**GIVEN EXERCISE:** Output all the material that follows, exactly as given.

**DATA PROVIDED:**
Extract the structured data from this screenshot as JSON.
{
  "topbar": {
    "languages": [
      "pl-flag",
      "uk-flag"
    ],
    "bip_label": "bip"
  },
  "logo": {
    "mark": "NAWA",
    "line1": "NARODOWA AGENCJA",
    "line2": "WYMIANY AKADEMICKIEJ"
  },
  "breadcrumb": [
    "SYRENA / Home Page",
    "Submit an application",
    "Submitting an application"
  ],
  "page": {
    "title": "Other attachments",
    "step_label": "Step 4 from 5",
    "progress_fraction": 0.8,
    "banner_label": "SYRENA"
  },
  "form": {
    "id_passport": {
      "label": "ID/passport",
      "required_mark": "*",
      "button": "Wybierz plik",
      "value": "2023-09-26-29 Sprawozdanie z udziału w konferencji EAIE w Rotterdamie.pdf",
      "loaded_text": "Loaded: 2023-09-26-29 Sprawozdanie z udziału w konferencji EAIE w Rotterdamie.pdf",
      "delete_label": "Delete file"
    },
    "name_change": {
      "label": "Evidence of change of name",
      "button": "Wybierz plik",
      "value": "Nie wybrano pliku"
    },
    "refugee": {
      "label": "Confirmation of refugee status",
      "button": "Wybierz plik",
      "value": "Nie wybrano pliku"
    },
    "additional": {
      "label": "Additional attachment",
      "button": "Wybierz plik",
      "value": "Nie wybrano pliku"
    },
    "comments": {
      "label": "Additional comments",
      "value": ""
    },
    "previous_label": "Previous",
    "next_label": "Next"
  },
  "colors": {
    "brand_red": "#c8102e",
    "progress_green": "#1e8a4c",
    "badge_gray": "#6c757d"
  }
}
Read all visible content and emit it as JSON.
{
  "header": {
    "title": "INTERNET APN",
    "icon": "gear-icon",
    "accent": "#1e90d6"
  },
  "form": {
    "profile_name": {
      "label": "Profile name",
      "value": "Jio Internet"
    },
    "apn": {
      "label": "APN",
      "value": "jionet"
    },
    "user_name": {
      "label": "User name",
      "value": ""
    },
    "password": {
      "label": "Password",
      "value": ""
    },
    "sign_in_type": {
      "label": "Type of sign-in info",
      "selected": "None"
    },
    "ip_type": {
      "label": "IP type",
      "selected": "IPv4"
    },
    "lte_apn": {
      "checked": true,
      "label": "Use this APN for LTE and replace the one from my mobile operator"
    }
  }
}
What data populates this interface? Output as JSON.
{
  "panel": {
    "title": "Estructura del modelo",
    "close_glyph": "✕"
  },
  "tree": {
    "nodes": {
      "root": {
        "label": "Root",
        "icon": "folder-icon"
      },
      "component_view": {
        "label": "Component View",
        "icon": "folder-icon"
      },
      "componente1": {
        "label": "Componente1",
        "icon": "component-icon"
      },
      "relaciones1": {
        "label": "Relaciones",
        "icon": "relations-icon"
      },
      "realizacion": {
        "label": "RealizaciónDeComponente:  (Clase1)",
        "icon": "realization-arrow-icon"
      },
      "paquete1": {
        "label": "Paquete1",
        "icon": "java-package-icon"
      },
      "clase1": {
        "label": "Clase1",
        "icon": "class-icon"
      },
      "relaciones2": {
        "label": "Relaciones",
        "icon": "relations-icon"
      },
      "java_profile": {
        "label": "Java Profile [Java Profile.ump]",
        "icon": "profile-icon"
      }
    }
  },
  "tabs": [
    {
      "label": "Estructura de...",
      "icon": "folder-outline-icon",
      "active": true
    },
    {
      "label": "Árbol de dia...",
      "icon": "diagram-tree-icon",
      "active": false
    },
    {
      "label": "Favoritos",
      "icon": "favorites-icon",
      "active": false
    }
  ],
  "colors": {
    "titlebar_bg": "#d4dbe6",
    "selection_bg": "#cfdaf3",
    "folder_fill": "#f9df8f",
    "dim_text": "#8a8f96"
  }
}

**FULL OUTPUT:**
Extract the structured data from this screenshot as JSON.
{
  "topbar": {
    "languages": [
      "pl-flag",
      "uk-flag"
    ],
    "bip_label": "bip"
  },
  "logo": {
    "mark": "NAWA",
    "line1": "NARODOWA AGENCJA",
    "line2": "WYMIANY AKADEMICKIEJ"
  },
  "breadcrumb": [
    "SYRENA / Home Page",
    "Submit an application",
    "Submitting an application"
  ],
  "page": {
    "title": "Other attachments",
    "step_label": "Step 4 from 5",
    "progress_fraction": 0.8,
    "banner_label": "SYRENA"
  },
  "form": {
    "id_passport": {
      "label": "ID/passport",
      "required_mark": "*",
      "button": "Wybierz plik",
      "value": "2023-09-26-29 Sprawozdanie z udziału w konferencji EAIE w Rotterdamie.pdf",
      "loaded_text": "Loaded: 2023-09-26-29 Sprawozdanie z udziału w konferencji EAIE w Rotterdamie.pdf",
      "delete_label": "Delete file"
    },
    "name_change": {
      "label": "Evidence of change of name",
      "button": "Wybierz plik",
      "value": "Nie wybrano pliku"
    },
    "refugee": {
      "label": "Confirmation of refugee status",
      "button": "Wybierz plik",
      "value": "Nie wybrano pliku"
    },
    "additional": {
      "label": "Additional attachment",
      "button": "Wybierz plik",
      "value": "Nie wybrano pliku"
    },
    "comments": {
      "label": "Additional comments",
      "value": ""
    },
    "previous_label": "Previous",
    "next_label": "Next"
  },
  "colors": {
    "brand_red": "#c8102e",
    "progress_green": "#1e8a4c",
    "badge_gray": "#6c757d"
  }
}
Read all visible content and emit it as JSON.
{
  "header": {
    "title": "INTERNET APN",
    "icon": "gear-icon",
    "accent": "#1e90d6"
  },
  "form": {
    "profile_name": {
      "label": "Profile name",
      "value": "Jio Internet"
    },
    "apn": {
      "label": "APN",
      "value": "jionet"
    },
    "user_name": {
      "label": "User name",
      "value": ""
    },
    "password": {
      "label": "Password",
      "value": ""
    },
    "sign_in_type": {
      "label": "Type of sign-in info",
      "selected": "None"
    },
    "ip_type": {
      "label": "IP type",
      "selected": "IPv4"
    },
    "lte_apn": {
      "checked": true,
      "label": "Use this APN for LTE and replace the one from my mobile operator"
    }
  }
}
What data populates this interface? Output as JSON.
{
  "panel": {
    "title": "Estructura del modelo",
    "close_glyph": "✕"
  },
  "tree": {
    "nodes": {
      "root": {
        "label": "Root",
        "icon": "folder-icon"
      },
      "component_view": {
        "label": "Component View",
        "icon": "folder-icon"
      },
      "componente1": {
        "label": "Componente1",
        "icon": "component-icon"
      },
      "relaciones1": {
        "label": "Relaciones",
        "icon": "relations-icon"
      },
      "realizacion": {
        "label": "RealizaciónDeComponente:  (Clase1)",
        "icon": "realization-arrow-icon"
      },
      "paquete1": {
        "label": "Paquete1",
        "icon": "java-package-icon"
      },
      "clase1": {
        "label": "Clase1",
        "icon": "class-icon"
      },
      "relaciones2": {
        "label": "Relaciones",
        "icon": "relations-icon"
      },
      "java_profile": {
        "label": "Java Profile [Java Profile.ump]",
        "icon": "profile-icon"
      }
    }
  },
  "tabs": [
    {
      "label": "Estructura de...",
      "icon": "folder-outline-icon",
      "active": true
    },
    {
      "label": "Árbol de dia...",
      "icon": "diagram-tree-icon",
      "active": false
    },
    {
      "label": "Favoritos",
      "icon": "favorites-icon",
      "active": false
    }
  ],
  "colors": {
    "titlebar_bg": "#d4dbe6",
    "selection_bg": "#cfdaf3",
    "folder_fill": "#f9df8f",
    "dim_text": "#8a8f96"
  }
}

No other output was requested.